* _Short exercise_:
Quote, word for word, the stretch of the restaurant article below from "The new menu" through "with plantain ceviche.".

* _Extracted text_:
At Alma, where the average per-person check was less than $50 with drinks at the beginning of 2020, Stein planned to move to a new menu structure at the end of January.

The new menu will focus more on sharable plates within sections that will include snacks, medium plates, entrées and desserts. Each section will have options under $20, but there are also higher-end plates, like a $45 prime ribeye with chimichurri (good for two) and a $32 branzino with plantain ceviche.

“The challenge is not only to maintain food costs and labor, but we need a lot of people to come,” Stein said. “Baltimore is not like New York, L.A. or D.C., where a huge percentage of the population is going out. We’re trying to make it more open for everyone to come, especially during the week.”

Fundamentally, Stein said she is competing with Grubhub and other delivery players that keep diners at home. Alma’s food is best experienced in the restaurant, she said, so the menu is designed to enhance the social aspect, “to make it more friendly to come and share and enjoy a variety of flavors,” she said. “And we’re trying not to raise prices on the higher-end items.

“People don’t know how to categorize [Venezuelan food],” Stein added. “It’s not like Mexican, where everyone knows what they’ll get. We need a lot of support and promotion, and once they come in, they’re in love with the flavors. We can build on that. That’s our effort to seduce them.”


Returning to à la carte

In Los Angeles, chef and restaurateur Josiah Citrin for two decades operated the two-Michelin-starred restaurant Mélisse in Santa Monica, offering one of the most elegant and expensive fine dining experiences in the city.

Last year, Citrin decided he needed a change.

“Mélisse was such a big restaurant, 100 seats to do fine dining. All the polishing and all the details that went into doing it was getting harder and harder with rising labor costs,” said Citrin.

So Citrin invested $2.5 million in a complete remodel. The space, which is blocks from the ocean, was split into two concepts, including a 14-seat version of Mélisse, still offering its $295 multi-course tasting menu; and the new Citrin, offering an à la carte menu.

Guests at Citrin (the restaurant) can choose from dishes like Maine scallops with celeriac, coconut and lime for $28; or a Duroc pork shoulder chop with endive, fermented pomegranate and chilies for $46 — or go super high end with a $140 caviar service, or a $165 aged bone-in ribeye with bone marrow tart.


And for the first time at the location, there’s a happy hour with a Glass Off menu — a surfer reference from the Santa Monica-raised chef — including a $13 burger, $7 Wagyu meatballs and the chef’s beloved lobster Bolognese for $14, along with $10 cocktails.

“The idea is to have people in seats at all times,” said Citrin.

Though the restaurant Citrin has no white tablecloths, chef Citrin describes it as chic and elegant.

* _Material supplied_:
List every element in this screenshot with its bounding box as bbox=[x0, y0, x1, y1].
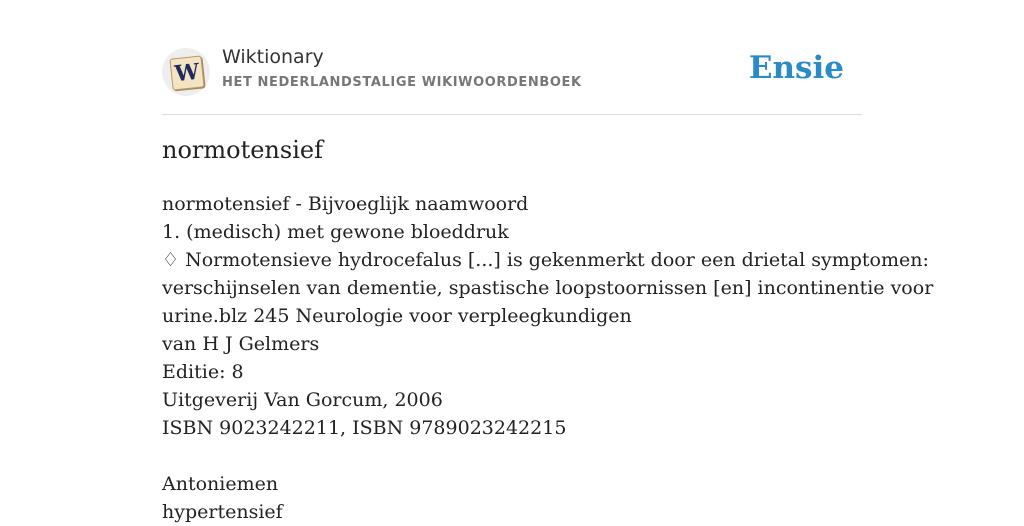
ensie-brand-logo[interactable]: Ensie bbox=[748, 50, 844, 86]
page-title: normotensief bbox=[162, 136, 323, 164]
site-header bbox=[162, 44, 862, 115]
example-quote-line: ♢ Normotensieve hydrocefalus [...] is gekenmerkt door een drietal symptomen: bbox=[162, 249, 929, 271]
definition-heading: normotensief - Bijvoeglijk naamwoord bbox=[162, 193, 529, 215]
definition-sense: 1. (medisch) met gewone bloeddruk bbox=[162, 221, 509, 243]
site-title[interactable]: Wiktionary bbox=[222, 46, 324, 68]
antonyms-heading: Antoniemen bbox=[162, 473, 279, 495]
example-quote-line: verschijnselen van dementie, spastische loopstoornissen [en] incontinentie voor bbox=[162, 277, 934, 299]
spacer bbox=[162, 442, 862, 470]
example-quote-line: urine.blz 245 Neurologie voor verpleegkundigen bbox=[162, 305, 632, 327]
logo-tile: W bbox=[169, 55, 204, 90]
antonym-item: hypertensief bbox=[162, 501, 283, 523]
definition-content bbox=[162, 190, 934, 526]
site-subtitle: HET NEDERLANDSTALIGE WIKIWOORDENBOEK bbox=[222, 75, 582, 90]
page bbox=[162, 0, 934, 523]
source-author: van H J Gelmers bbox=[162, 333, 320, 355]
source-publisher: Uitgeverij Van Gorcum, 2006 bbox=[162, 389, 443, 411]
wiktionary-logo-icon[interactable] bbox=[162, 48, 210, 96]
source-isbn: ISBN 9023242211, ISBN 9789023242215 bbox=[162, 417, 567, 439]
source-edition: Editie: 8 bbox=[162, 361, 244, 383]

* _Finished task_:
The new menu will focus more on sharable plates within sections that will include snacks, medium plates, entrées and desserts. Each section will have options under $20, but there are also higher-end plates, like a $45 prime ribeye with chimichurri (good for two) and a $32 branzino with plantain ceviche.